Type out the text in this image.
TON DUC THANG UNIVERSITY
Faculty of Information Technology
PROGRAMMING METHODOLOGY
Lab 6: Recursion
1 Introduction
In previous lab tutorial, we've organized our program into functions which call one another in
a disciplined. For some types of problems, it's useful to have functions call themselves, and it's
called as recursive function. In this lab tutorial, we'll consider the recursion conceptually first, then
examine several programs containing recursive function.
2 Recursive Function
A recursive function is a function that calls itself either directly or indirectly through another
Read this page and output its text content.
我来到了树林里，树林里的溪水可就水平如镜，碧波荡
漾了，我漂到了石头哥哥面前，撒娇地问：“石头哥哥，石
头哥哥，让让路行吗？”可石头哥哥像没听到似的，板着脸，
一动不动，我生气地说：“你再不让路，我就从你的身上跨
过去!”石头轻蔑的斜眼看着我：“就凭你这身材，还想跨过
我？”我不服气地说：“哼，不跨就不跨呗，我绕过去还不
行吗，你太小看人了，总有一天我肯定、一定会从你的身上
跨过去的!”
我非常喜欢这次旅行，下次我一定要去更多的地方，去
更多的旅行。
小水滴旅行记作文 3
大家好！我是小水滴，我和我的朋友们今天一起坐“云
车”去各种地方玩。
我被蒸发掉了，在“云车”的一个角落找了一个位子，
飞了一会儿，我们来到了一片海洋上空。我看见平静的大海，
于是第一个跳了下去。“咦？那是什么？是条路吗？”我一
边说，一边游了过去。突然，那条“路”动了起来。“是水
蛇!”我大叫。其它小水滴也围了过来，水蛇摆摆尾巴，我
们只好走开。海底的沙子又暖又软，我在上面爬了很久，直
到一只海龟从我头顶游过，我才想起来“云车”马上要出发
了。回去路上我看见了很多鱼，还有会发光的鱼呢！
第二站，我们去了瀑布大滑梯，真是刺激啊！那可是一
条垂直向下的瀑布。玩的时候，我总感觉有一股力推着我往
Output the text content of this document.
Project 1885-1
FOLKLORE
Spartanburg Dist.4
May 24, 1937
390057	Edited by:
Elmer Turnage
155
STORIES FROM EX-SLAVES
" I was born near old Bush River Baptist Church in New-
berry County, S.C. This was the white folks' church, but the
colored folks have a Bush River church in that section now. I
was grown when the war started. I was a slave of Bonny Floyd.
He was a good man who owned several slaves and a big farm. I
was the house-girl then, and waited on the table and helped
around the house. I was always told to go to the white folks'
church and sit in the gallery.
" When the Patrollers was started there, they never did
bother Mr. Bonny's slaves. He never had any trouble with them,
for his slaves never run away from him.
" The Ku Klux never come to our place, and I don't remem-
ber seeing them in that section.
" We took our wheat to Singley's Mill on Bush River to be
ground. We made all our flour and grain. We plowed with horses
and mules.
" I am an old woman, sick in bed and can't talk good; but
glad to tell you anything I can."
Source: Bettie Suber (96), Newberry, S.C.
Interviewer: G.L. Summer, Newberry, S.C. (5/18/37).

◇ ◇ ◇

Gather each line in the data that holds the string "with".

**The response:**
bother Mr. Bonny's slaves. He never had any trouble with them,
ground. We made all our flour and grain. We plowed with horses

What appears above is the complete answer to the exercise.